Task: Return the material word for word. Do not include pictures.

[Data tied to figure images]

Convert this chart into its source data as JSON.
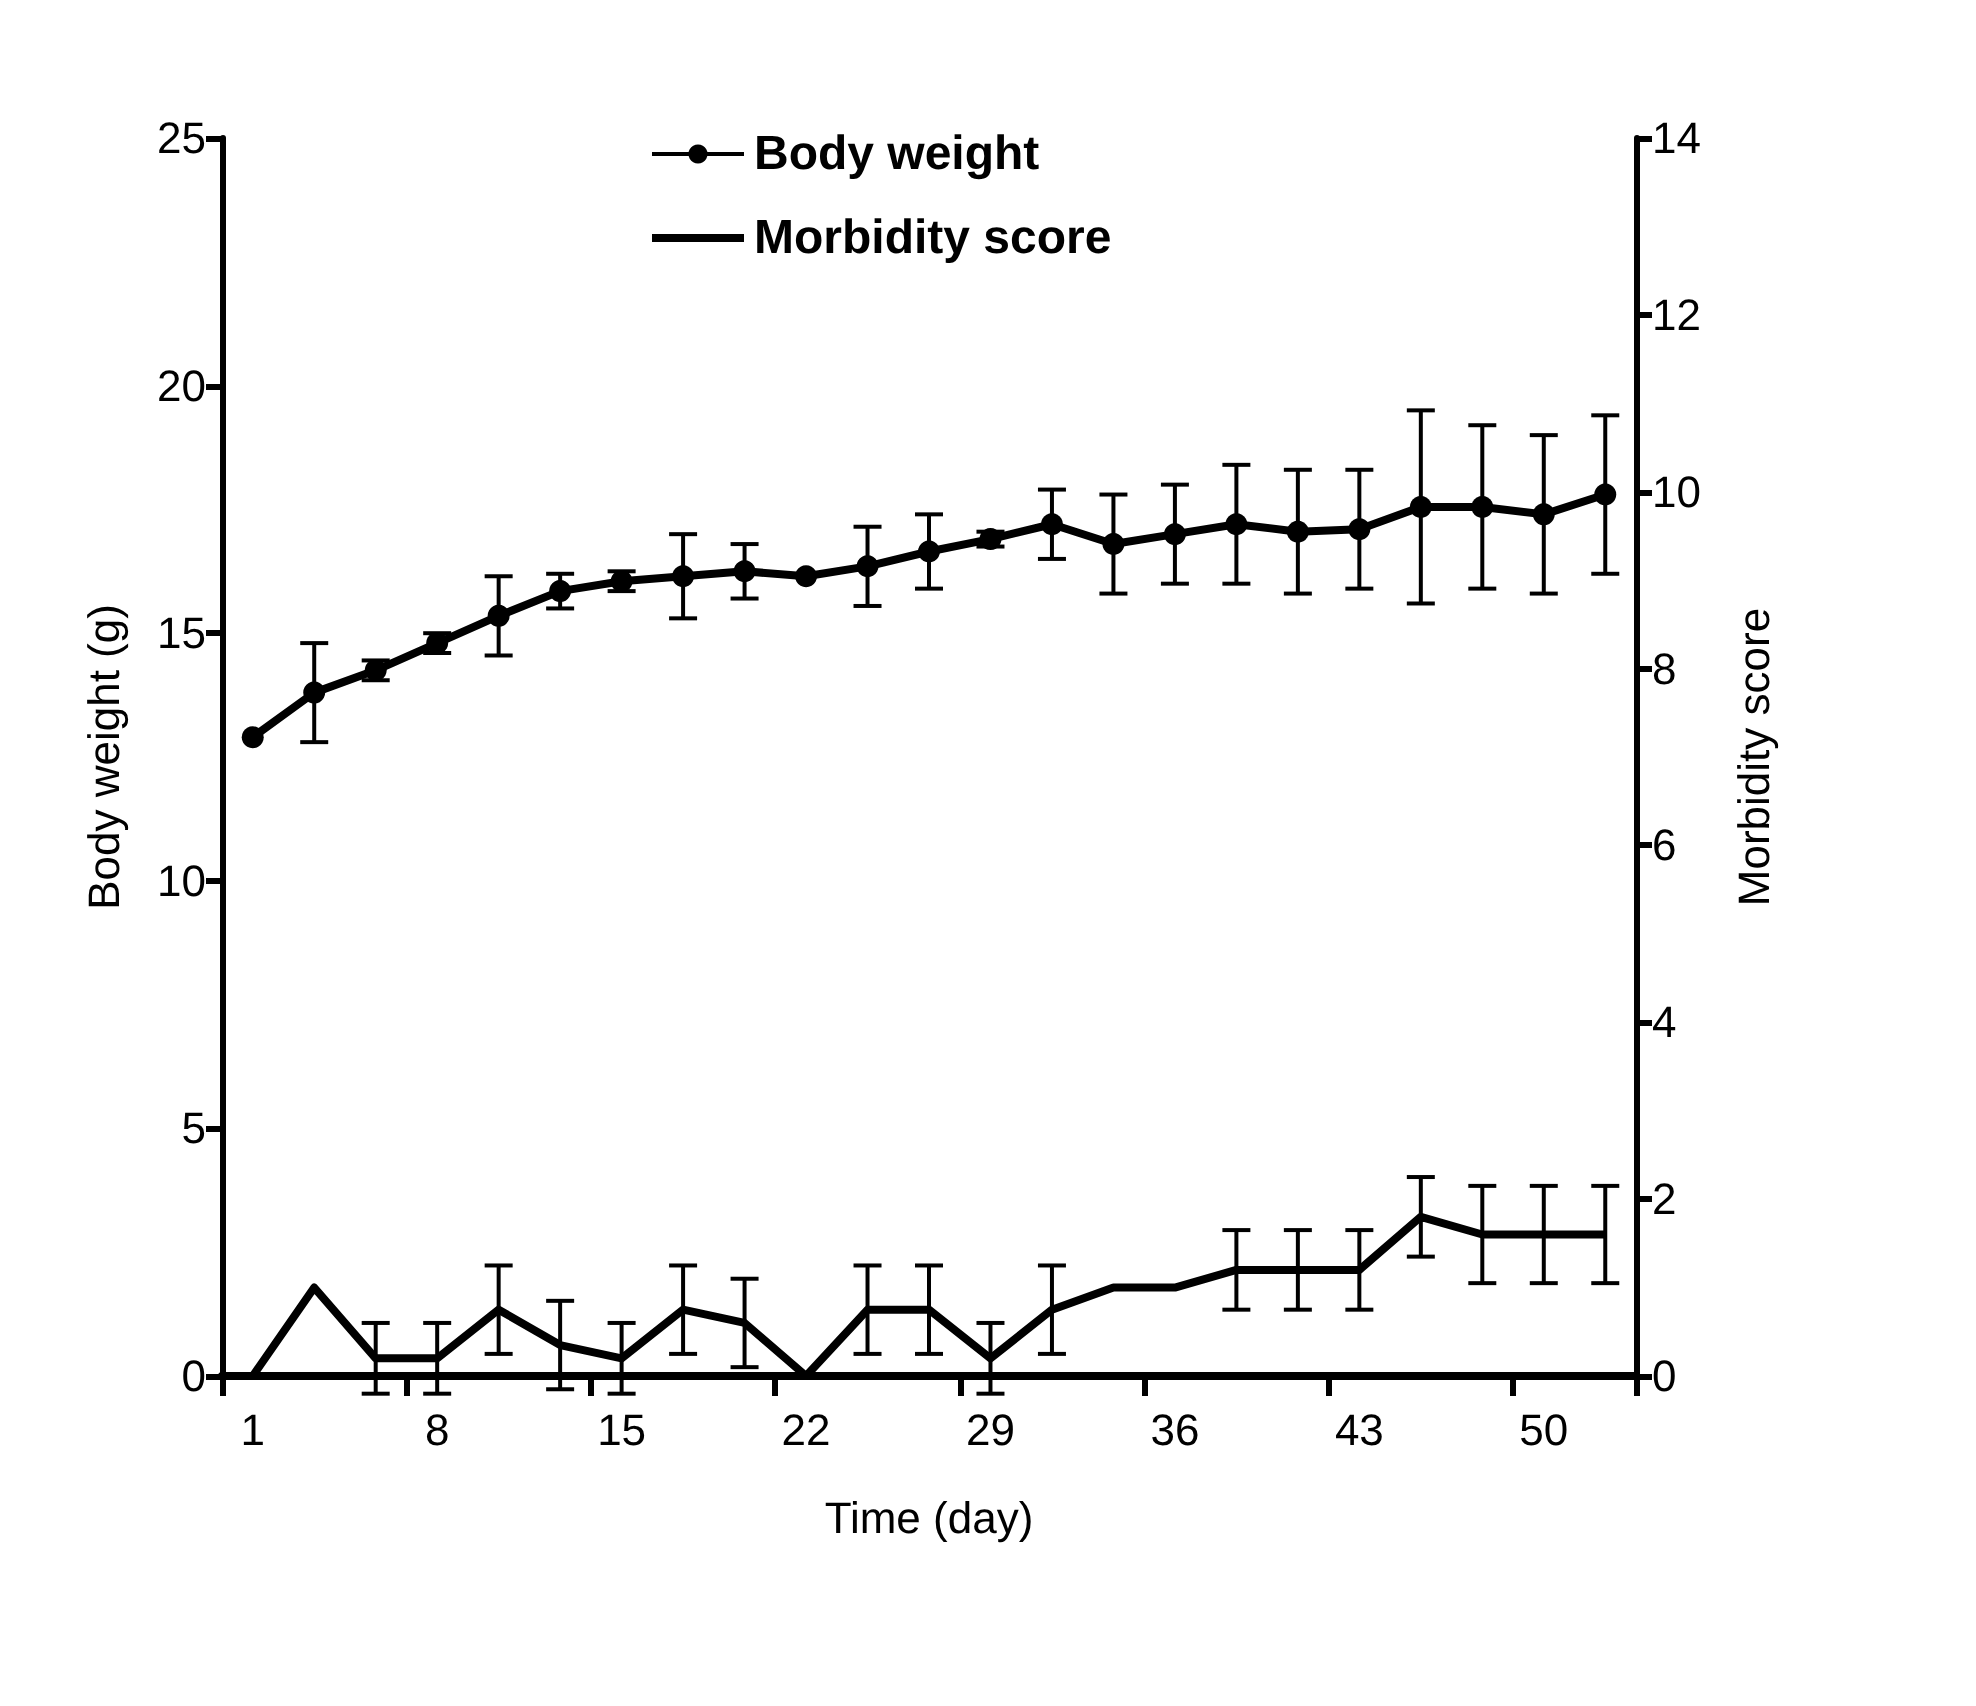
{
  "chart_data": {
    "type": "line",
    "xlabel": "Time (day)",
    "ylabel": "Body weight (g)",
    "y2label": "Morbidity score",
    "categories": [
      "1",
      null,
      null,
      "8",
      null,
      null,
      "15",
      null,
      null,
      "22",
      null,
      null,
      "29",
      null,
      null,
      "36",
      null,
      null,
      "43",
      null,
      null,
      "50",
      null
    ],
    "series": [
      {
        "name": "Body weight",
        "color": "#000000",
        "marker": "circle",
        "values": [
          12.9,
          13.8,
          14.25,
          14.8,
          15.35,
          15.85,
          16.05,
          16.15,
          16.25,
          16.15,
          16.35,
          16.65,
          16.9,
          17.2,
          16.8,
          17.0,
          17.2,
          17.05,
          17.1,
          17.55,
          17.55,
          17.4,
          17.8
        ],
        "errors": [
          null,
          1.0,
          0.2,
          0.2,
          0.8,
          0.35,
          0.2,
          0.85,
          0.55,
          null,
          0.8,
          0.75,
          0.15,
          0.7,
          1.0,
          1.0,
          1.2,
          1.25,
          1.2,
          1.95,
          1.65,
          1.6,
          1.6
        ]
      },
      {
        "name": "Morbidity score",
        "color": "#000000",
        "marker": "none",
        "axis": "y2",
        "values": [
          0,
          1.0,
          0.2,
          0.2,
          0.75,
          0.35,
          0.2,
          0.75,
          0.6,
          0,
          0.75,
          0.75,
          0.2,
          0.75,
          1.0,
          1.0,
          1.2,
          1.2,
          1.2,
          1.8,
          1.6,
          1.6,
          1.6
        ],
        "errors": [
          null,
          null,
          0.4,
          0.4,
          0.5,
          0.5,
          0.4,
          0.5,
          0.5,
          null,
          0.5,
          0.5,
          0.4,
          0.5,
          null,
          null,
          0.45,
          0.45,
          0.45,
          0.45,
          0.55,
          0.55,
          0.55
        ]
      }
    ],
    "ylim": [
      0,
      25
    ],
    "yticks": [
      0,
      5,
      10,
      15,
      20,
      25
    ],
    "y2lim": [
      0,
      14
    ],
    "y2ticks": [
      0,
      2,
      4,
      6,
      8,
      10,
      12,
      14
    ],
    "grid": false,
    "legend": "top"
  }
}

Exercise result:
Convert this chart into its source data as JSON.
{
  "chart_data": {
    "type": "line",
    "xlabel": "Time (day)",
    "ylabel": "Body weight (g)",
    "y2label": "Morbidity score",
    "categories": [
      "1",
      null,
      null,
      "8",
      null,
      null,
      "15",
      null,
      null,
      "22",
      null,
      null,
      "29",
      null,
      null,
      "36",
      null,
      null,
      "43",
      null,
      null,
      "50",
      null
    ],
    "series": [
      {
        "name": "Body weight",
        "color": "#000000",
        "marker": "circle",
        "values": [
          12.9,
          13.8,
          14.25,
          14.8,
          15.35,
          15.85,
          16.05,
          16.15,
          16.25,
          16.15,
          16.35,
          16.65,
          16.9,
          17.2,
          16.8,
          17.0,
          17.2,
          17.05,
          17.1,
          17.55,
          17.55,
          17.4,
          17.8
        ],
        "errors": [
          null,
          1.0,
          0.2,
          0.2,
          0.8,
          0.35,
          0.2,
          0.85,
          0.55,
          null,
          0.8,
          0.75,
          0.15,
          0.7,
          1.0,
          1.0,
          1.2,
          1.25,
          1.2,
          1.95,
          1.65,
          1.6,
          1.6
        ]
      },
      {
        "name": "Morbidity score",
        "color": "#000000",
        "marker": "none",
        "axis": "y2",
        "values": [
          0,
          1.0,
          0.2,
          0.2,
          0.75,
          0.35,
          0.2,
          0.75,
          0.6,
          0,
          0.75,
          0.75,
          0.2,
          0.75,
          1.0,
          1.0,
          1.2,
          1.2,
          1.2,
          1.8,
          1.6,
          1.6,
          1.6
        ],
        "errors": [
          null,
          null,
          0.4,
          0.4,
          0.5,
          0.5,
          0.4,
          0.5,
          0.5,
          null,
          0.5,
          0.5,
          0.4,
          0.5,
          null,
          null,
          0.45,
          0.45,
          0.45,
          0.45,
          0.55,
          0.55,
          0.55
        ]
      }
    ],
    "ylim": [
      0,
      25
    ],
    "yticks": [
      0,
      5,
      10,
      15,
      20,
      25
    ],
    "y2lim": [
      0,
      14
    ],
    "y2ticks": [
      0,
      2,
      4,
      6,
      8,
      10,
      12,
      14
    ],
    "grid": false,
    "legend": "top"
  }
}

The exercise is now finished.